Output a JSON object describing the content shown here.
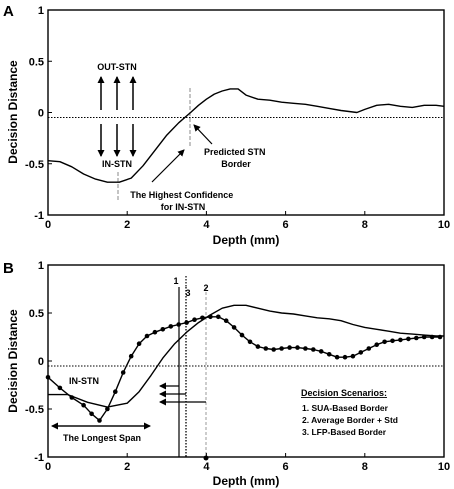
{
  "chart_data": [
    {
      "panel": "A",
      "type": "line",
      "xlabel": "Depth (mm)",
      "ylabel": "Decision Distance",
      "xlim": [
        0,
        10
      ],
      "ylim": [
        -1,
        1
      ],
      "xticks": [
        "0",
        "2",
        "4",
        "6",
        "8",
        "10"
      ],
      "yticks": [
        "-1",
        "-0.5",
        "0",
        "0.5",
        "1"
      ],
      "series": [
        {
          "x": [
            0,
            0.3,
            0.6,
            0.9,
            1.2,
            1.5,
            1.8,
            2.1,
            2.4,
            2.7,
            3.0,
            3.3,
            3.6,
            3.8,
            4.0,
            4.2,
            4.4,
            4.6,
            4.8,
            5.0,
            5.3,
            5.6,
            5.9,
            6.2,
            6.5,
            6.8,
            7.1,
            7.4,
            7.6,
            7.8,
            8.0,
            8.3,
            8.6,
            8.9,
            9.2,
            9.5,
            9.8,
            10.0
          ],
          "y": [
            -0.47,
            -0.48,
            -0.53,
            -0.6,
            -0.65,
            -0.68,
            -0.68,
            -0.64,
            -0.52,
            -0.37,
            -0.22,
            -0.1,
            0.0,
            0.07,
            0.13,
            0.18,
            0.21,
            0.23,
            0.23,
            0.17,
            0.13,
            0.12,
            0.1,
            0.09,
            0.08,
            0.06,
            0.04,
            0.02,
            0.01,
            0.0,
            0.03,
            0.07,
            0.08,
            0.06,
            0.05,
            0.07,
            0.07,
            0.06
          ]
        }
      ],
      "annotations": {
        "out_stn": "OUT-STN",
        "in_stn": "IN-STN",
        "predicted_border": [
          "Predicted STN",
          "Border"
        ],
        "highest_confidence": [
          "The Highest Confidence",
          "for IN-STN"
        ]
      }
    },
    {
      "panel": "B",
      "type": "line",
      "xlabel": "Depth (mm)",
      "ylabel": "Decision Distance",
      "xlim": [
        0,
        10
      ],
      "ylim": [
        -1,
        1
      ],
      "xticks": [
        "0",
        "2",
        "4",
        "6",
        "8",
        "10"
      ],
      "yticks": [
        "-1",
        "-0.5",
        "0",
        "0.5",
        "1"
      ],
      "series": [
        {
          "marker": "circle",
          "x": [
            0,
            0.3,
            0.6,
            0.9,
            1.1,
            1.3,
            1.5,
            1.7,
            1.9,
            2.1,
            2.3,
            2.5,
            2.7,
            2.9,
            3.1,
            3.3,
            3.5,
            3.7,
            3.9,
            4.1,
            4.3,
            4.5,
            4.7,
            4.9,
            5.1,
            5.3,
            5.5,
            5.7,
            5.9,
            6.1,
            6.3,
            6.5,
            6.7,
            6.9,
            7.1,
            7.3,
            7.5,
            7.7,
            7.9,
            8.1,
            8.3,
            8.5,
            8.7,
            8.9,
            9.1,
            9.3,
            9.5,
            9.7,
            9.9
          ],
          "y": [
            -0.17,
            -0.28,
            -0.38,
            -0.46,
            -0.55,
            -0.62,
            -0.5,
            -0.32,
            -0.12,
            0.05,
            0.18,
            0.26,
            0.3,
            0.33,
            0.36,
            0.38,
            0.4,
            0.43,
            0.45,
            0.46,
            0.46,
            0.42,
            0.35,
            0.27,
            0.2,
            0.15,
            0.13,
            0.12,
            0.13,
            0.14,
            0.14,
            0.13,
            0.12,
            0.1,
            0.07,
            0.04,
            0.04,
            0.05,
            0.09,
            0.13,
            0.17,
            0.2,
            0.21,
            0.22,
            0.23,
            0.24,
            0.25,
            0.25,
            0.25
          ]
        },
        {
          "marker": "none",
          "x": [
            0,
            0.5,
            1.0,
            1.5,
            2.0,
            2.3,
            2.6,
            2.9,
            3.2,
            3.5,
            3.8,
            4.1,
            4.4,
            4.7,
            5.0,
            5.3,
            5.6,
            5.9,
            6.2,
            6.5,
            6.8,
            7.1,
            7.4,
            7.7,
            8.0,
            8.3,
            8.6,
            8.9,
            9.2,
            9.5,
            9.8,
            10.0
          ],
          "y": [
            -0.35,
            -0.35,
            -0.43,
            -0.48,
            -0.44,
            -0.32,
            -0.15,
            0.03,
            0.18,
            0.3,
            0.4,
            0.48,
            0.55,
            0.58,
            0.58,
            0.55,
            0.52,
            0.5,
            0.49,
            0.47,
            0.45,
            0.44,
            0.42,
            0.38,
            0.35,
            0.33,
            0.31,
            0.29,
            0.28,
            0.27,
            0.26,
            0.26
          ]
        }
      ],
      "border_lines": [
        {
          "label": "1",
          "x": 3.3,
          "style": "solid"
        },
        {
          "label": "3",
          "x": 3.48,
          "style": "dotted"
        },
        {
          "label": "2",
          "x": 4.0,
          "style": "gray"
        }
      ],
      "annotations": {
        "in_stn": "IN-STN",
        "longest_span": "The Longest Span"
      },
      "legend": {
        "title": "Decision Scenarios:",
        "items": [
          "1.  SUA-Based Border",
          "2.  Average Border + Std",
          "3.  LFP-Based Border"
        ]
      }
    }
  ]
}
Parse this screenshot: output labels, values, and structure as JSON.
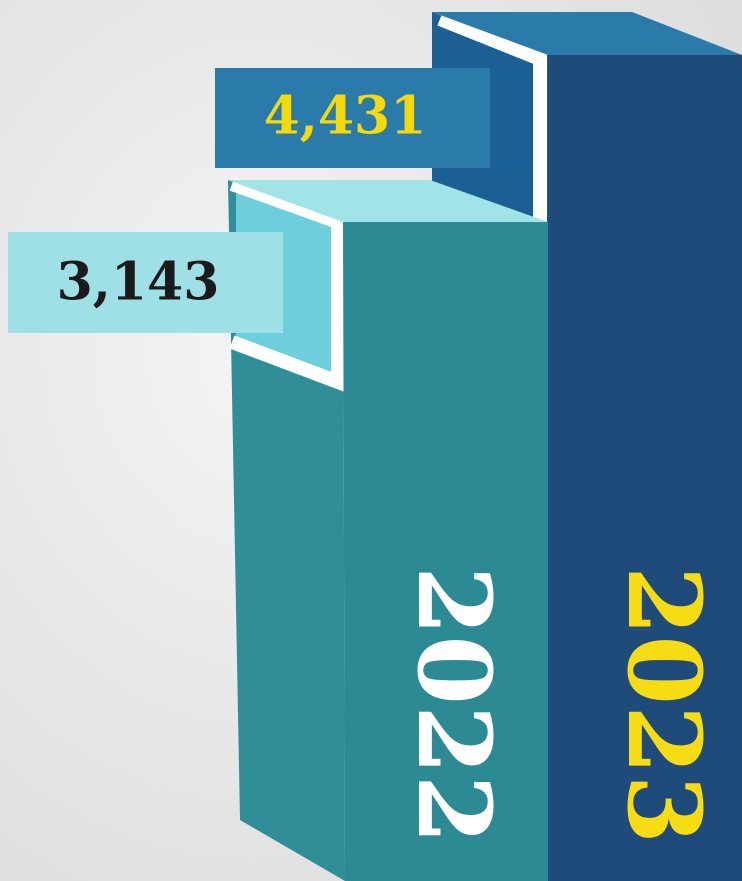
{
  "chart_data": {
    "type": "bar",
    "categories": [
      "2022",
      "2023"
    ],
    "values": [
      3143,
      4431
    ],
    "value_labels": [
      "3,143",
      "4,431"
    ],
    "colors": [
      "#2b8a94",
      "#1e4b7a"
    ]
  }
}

::::

» **Do this**
What is the number of lines above that hold the string "values"? Answer with that number alone.

» **Answer to this task**
2